WHAT YOU NEED TO DO: Identify every line containing the word "couldn" and reproduce each one.

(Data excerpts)
# # # # #

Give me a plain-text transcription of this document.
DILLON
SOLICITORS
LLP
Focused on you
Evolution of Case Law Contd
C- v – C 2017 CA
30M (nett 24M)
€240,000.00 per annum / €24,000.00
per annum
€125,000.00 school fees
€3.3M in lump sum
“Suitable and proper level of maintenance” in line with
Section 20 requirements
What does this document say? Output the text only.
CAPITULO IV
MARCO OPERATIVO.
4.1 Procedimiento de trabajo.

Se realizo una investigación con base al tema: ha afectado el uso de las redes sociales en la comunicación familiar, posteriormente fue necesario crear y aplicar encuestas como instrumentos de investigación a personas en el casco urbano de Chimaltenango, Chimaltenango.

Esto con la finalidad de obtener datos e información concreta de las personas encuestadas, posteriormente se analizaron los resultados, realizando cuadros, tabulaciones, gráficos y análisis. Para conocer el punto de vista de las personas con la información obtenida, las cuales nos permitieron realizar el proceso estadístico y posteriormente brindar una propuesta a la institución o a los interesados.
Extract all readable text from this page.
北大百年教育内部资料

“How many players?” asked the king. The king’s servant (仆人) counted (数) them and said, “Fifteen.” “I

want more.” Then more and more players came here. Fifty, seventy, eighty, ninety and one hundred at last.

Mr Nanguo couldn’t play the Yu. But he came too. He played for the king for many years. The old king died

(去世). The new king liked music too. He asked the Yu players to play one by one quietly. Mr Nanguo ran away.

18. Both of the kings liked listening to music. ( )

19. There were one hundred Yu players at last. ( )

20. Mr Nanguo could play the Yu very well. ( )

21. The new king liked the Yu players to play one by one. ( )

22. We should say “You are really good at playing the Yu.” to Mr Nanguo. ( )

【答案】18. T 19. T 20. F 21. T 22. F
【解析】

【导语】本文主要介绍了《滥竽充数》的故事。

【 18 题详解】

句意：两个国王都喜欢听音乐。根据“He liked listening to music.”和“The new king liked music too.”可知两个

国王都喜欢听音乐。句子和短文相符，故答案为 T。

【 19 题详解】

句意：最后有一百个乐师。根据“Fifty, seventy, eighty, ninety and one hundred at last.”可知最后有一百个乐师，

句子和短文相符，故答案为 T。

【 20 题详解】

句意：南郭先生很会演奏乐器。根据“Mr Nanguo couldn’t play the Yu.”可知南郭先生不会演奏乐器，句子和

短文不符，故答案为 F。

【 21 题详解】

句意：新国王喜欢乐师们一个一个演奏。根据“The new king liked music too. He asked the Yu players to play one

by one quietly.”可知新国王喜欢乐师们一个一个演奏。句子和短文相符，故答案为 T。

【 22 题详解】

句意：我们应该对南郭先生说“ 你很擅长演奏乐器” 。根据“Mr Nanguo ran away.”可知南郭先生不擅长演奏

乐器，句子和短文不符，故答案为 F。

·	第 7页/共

# # # # #

ANSWER IN FULL:
Mr Nanguo couldn’t play the Yu. But he came too. He played for the king for many years. The old king died
句意：南郭先生很会演奏乐器。根据“Mr Nanguo couldn’t play the Yu.”可知南郭先生不会演奏乐器，句子和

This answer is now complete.